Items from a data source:
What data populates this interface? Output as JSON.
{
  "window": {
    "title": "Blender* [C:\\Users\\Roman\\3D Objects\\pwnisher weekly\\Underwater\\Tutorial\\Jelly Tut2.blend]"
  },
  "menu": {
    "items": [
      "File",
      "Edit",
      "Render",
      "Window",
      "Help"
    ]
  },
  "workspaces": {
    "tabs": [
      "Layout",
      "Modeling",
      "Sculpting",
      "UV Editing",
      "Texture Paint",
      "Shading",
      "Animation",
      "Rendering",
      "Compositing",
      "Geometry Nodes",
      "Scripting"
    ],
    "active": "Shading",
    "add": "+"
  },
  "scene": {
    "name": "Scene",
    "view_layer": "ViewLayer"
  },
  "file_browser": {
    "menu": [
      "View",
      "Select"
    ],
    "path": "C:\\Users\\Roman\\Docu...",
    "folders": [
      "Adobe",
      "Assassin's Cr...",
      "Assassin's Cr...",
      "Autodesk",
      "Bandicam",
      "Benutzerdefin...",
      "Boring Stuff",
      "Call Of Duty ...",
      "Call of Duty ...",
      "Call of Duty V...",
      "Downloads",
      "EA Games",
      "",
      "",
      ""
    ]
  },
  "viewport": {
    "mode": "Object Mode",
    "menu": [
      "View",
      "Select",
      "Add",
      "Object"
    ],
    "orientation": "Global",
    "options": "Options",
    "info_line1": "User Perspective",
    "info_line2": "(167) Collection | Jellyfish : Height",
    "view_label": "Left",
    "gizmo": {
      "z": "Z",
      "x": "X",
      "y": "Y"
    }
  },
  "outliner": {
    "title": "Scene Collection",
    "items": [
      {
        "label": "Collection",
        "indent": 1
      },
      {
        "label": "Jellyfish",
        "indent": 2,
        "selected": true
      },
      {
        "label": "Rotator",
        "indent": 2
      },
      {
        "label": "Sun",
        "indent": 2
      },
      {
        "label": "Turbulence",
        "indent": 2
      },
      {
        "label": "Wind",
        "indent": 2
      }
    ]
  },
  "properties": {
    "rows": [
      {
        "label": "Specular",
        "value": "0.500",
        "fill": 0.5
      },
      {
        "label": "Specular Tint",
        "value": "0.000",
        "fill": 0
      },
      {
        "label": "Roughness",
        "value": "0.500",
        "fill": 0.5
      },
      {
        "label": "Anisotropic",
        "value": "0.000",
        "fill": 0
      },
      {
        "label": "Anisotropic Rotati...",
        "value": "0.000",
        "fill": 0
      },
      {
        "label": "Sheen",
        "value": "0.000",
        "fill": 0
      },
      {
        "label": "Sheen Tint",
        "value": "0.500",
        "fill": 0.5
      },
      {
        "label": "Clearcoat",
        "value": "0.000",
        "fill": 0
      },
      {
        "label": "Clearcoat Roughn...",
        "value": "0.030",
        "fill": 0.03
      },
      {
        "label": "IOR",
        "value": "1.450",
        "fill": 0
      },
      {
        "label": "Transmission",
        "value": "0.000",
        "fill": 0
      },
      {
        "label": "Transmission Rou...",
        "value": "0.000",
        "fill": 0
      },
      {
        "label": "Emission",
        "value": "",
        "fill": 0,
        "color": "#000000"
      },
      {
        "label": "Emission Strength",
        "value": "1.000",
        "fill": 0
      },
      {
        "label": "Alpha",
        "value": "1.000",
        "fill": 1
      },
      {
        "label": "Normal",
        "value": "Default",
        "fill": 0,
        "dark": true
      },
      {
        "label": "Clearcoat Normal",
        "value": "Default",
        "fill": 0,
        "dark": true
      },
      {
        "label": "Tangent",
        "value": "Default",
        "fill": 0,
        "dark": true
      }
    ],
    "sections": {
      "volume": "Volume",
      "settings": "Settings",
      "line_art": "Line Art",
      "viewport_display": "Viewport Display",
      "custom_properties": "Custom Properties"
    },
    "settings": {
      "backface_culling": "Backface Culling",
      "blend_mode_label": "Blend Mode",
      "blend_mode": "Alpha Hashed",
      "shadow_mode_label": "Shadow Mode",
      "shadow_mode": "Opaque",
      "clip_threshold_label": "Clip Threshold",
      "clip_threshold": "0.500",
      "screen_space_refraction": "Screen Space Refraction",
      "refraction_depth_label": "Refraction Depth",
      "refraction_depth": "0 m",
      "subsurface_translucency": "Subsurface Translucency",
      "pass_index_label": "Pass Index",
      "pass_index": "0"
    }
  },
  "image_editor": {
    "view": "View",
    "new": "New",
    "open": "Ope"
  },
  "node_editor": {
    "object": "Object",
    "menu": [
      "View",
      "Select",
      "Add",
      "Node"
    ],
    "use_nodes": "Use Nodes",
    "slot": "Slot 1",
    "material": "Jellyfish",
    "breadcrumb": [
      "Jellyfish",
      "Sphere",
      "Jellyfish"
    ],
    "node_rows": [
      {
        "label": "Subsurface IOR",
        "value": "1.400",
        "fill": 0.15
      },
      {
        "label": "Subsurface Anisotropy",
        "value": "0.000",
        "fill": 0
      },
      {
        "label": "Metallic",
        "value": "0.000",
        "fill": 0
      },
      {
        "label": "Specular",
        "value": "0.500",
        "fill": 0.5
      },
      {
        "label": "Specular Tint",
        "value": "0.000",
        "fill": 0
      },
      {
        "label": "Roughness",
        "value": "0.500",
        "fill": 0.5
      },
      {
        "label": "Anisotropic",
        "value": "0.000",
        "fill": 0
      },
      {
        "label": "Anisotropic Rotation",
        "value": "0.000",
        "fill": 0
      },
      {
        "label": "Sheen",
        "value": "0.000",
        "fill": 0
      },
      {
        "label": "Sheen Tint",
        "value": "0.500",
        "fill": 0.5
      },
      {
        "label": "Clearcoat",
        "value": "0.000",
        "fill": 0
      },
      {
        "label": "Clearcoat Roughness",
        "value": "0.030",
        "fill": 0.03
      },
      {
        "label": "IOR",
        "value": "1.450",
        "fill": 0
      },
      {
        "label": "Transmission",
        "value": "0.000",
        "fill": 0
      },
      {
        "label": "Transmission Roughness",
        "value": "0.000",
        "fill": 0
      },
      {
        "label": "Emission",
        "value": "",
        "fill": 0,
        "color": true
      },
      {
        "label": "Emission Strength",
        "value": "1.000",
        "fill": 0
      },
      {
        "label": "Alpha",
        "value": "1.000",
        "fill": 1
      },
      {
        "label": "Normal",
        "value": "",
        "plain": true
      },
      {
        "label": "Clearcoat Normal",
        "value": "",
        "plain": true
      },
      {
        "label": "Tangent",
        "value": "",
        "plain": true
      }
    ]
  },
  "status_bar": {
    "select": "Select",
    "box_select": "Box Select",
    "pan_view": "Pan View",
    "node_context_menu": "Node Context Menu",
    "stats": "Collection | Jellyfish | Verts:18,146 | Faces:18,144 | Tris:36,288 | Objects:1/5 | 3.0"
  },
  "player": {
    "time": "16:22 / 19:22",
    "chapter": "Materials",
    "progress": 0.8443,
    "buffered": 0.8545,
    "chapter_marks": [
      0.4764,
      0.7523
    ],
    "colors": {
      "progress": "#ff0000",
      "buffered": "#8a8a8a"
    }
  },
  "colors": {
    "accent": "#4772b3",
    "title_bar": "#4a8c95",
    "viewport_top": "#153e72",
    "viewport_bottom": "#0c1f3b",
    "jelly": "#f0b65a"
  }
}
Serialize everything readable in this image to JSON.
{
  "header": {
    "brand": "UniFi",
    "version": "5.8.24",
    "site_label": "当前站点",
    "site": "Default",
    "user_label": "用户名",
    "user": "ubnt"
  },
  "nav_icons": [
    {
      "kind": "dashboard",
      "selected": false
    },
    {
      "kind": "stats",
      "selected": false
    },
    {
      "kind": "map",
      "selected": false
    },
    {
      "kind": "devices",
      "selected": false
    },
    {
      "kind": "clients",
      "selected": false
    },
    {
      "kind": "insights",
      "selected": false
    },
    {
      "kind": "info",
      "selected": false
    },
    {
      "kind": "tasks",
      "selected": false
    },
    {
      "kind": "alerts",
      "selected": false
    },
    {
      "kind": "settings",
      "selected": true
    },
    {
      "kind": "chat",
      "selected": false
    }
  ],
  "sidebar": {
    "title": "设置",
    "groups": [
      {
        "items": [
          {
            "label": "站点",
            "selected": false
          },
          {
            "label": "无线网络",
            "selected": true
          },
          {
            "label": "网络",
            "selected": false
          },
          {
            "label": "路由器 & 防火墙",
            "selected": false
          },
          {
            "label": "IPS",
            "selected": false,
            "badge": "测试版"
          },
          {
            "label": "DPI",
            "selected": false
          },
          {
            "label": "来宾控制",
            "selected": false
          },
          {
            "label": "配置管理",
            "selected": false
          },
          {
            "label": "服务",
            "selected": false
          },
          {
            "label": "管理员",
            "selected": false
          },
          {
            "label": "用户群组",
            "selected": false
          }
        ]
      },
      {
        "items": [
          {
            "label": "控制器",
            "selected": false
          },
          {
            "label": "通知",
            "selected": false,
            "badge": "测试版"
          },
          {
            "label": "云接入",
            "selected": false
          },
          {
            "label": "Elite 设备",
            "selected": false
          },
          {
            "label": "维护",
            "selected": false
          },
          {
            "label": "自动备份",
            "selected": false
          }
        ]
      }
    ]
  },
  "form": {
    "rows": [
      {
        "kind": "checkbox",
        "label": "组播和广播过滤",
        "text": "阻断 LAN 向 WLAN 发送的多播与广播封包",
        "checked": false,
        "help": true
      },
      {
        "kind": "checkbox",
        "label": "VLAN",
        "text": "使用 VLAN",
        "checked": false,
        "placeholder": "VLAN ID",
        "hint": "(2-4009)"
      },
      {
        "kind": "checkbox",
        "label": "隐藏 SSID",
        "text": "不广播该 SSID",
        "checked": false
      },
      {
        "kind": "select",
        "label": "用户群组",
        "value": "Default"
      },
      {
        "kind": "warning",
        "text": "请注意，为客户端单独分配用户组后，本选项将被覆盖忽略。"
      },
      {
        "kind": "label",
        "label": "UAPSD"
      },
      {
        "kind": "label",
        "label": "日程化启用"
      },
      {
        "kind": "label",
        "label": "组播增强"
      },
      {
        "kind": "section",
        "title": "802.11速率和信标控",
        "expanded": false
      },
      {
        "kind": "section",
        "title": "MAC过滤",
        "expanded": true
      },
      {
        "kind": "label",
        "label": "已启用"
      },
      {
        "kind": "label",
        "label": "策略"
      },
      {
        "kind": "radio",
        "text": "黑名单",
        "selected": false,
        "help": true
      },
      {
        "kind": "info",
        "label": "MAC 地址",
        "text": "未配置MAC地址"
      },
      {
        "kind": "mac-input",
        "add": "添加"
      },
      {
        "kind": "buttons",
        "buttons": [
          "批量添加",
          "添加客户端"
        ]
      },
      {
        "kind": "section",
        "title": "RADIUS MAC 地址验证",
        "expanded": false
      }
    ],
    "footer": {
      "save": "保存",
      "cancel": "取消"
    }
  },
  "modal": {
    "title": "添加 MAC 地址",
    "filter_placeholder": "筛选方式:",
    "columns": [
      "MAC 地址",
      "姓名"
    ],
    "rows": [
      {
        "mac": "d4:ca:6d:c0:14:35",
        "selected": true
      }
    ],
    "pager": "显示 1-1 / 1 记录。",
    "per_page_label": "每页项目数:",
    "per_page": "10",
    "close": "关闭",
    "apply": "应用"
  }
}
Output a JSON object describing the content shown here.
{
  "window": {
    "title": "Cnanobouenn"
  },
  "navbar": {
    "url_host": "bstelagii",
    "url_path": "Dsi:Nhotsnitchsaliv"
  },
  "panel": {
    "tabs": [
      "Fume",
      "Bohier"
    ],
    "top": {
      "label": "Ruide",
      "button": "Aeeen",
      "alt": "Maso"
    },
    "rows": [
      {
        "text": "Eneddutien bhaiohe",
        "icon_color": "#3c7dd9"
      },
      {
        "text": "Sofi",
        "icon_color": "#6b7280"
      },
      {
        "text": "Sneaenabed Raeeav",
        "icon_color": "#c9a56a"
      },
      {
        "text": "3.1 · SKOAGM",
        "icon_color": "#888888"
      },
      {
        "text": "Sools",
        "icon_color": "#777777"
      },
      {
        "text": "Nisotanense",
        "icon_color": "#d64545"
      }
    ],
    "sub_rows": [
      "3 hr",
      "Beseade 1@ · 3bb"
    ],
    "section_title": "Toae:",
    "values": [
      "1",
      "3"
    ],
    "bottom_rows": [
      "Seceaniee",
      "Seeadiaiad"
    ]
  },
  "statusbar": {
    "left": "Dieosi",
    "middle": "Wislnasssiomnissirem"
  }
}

▶ STATED GOAL: In the records above, find each line with the word "Roughness" and copy it.

▶ COMPLETE RESPONSE:
        "label": "Roughness",
        "label": "Roughness",
        "label": "Clearcoat Roughness",
        "label": "Transmission Roughness",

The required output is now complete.